_PROVIDED MATERIAL_
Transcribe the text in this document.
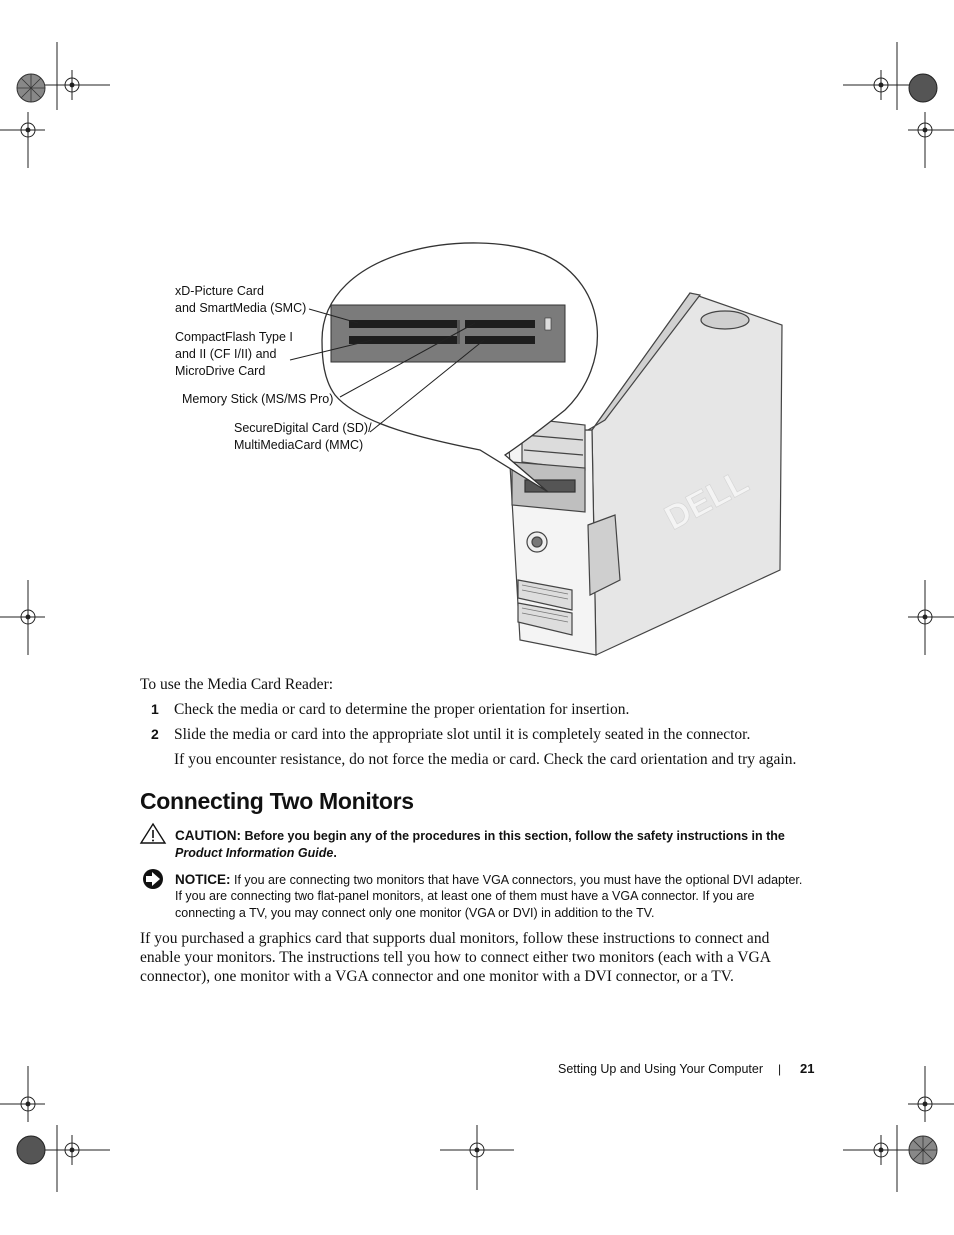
DELL
xD-Picture Card
and SmartMedia (SMC)
CompactFlash Type I
and II (CF I/II) and
MicroDrive Card
Memory Stick (MS/MS Pro)
SecureDigital Card (SD)/
MultiMediaCard (MMC)
To use the Media Card Reader:
1 Check the media or card to determine the proper orientation for insertion.
2 Slide the media or card into the appropriate slot until it is completely seated in the connector.
If you encounter resistance, do not force the media or card. Check the card orientation and try again.
Connecting Two Monitors
CAUTION: Before you begin any of the procedures in this section, follow the safety instructions in the
Product Information Guide.
NOTICE: If you are connecting two monitors that have VGA connectors, you must have the optional DVI adapter.
If you are connecting two flat-panel monitors, at least one of them must have a VGA connector. If you are
connecting a TV, you may connect only one monitor (VGA or DVI) in addition to the TV.
If you purchased a graphics card that supports dual monitors, follow these instructions to connect and
enable your monitors. The instructions tell you how to connect either two monitors (each with a VGA
connector), one monitor with a VGA connector and one monitor with a DVI connector, or a TV.
Setting Up and Using Your Computer | 21
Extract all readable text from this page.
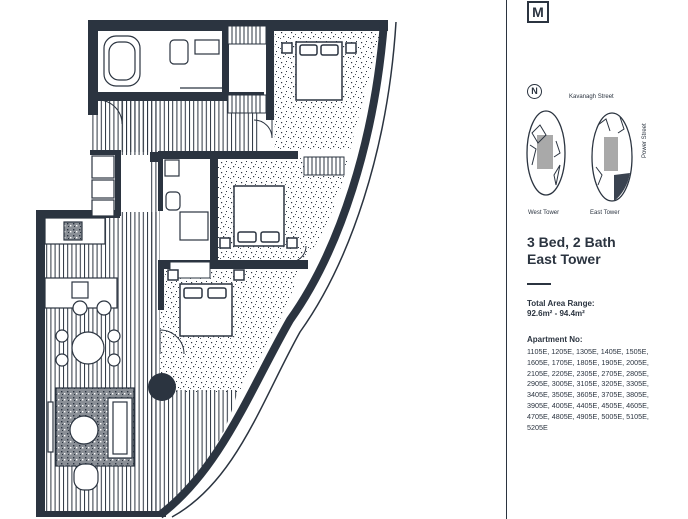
M
N
Kavanagh Street
Power Street
West Tower	East Tower
3 Bed, 2 Bath
East Tower
Total Area Range:
92.6m² - 94.4m²
Apartment No:
1105E, 1205E, 1305E, 1405E, 1505E, 1605E, 1705E, 1805E, 1905E, 2005E, 2105E, 2205E, 2305E, 2705E, 2805E, 2905E, 3005E, 3105E, 3205E, 3305E, 3405E, 3505E, 3605E, 3705E, 3805E, 3905E, 4005E, 4405E, 4505E, 4605E, 4705E, 4805E, 4905E, 5005E, 5105E, 5205E
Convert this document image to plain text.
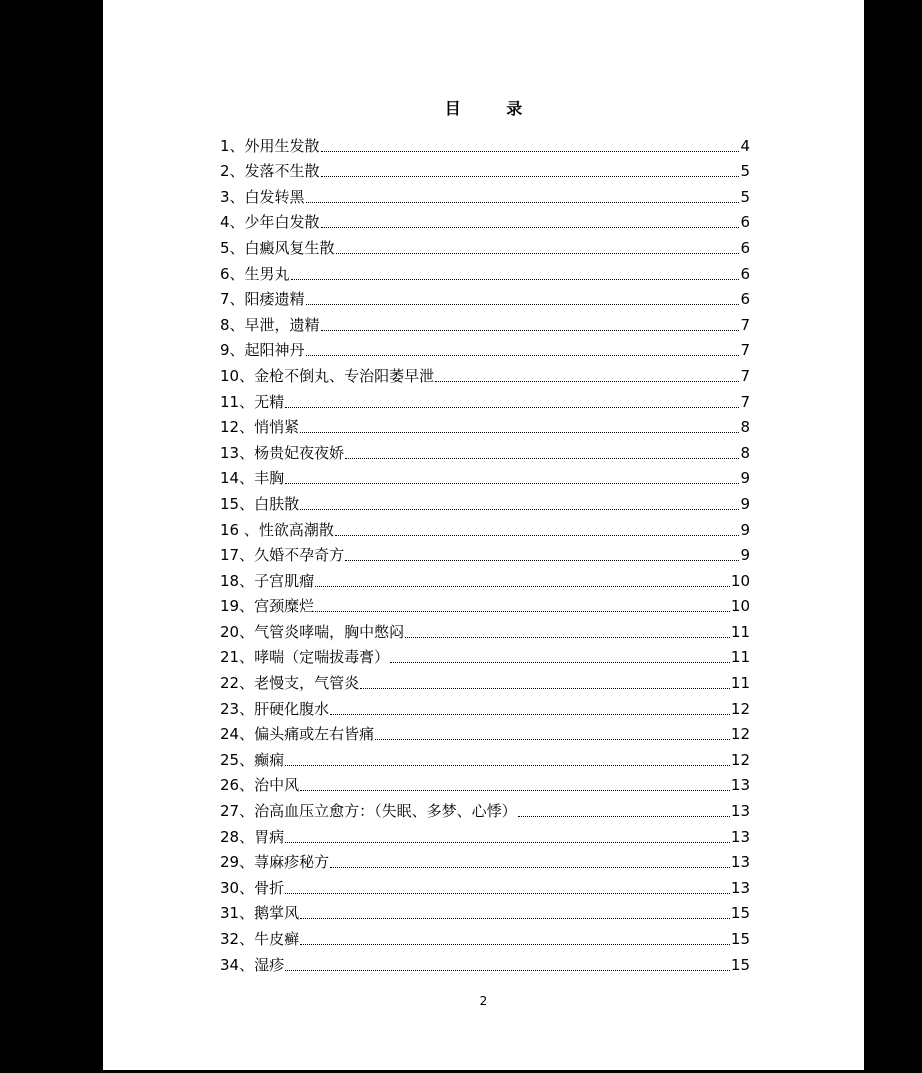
目 录
1、外用生发散	4
2、发落不生散	5
3、白发转黑	5
4、少年白发散	6
5、白癜风复生散	6
6、生男丸	6
7、阳痿遗精	6
8、早泄，遗精	7
9、起阳神丹	7
10、金枪不倒丸、专治阳萎早泄	7
11、无精	7
12、悄悄紧	8
13、杨贵妃夜夜娇	8
14、丰胸	9
15、白肤散	9
16 、性欲高潮散	9
17、久婚不孕奇方	9
18、子宫肌瘤	10
19、宫颈糜烂	10
20、气管炎哮喘，胸中憋闷	11
21、哮喘（定喘拔毒膏）	11
22、老慢支，气管炎	11
23、肝硬化腹水	12
24、偏头痛或左右皆痛	12
25、癫痫	12
26、治中风	13
27、治高血压立愈方：（失眠、多梦、心悸）	13
28、胃病	13
29、荨麻疹秘方	13
30、骨折	13
31、鹅掌风	15
32、牛皮癣	15
34、湿疹	15
2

_TASK PROMPT_
Beginning at the line that contains "Extract all readable text from this page.", retype each line of the data above through the very last one. Do not retype the pictures.

_FINISHED ANSWER_
Extract all readable text from this page.
M
N
Kavanagh Street
Power Street
West Tower	East Tower
3 Bed, 2 Bath
East Tower
Total Area Range:
92.6m² - 94.4m²
Apartment No:
1105E, 1205E, 1305E, 1405E, 1505E, 1605E, 1705E, 1805E, 1905E, 2005E, 2105E, 2205E, 2305E, 2705E, 2805E, 2905E, 3005E, 3105E, 3205E, 3305E, 3405E, 3505E, 3605E, 3705E, 3805E, 3905E, 4005E, 4405E, 4505E, 4605E, 4705E, 4805E, 4905E, 5005E, 5105E, 5205E
Convert this document image to plain text.
目 录
1、外用生发散	4
2、发落不生散	5
3、白发转黑	5
4、少年白发散	6
5、白癜风复生散	6
6、生男丸	6
7、阳痿遗精	6
8、早泄，遗精	7
9、起阳神丹	7
10、金枪不倒丸、专治阳萎早泄	7
11、无精	7
12、悄悄紧	8
13、杨贵妃夜夜娇	8
14、丰胸	9
15、白肤散	9
16 、性欲高潮散	9
17、久婚不孕奇方	9
18、子宫肌瘤	10
19、宫颈糜烂	10
20、气管炎哮喘，胸中憋闷	11
21、哮喘（定喘拔毒膏）	11
22、老慢支，气管炎	11
23、肝硬化腹水	12
24、偏头痛或左右皆痛	12
25、癫痫	12
26、治中风	13
27、治高血压立愈方：（失眠、多梦、心悸）	13
28、胃病	13
29、荨麻疹秘方	13
30、骨折	13
31、鹅掌风	15
32、牛皮癣	15
34、湿疹	15
2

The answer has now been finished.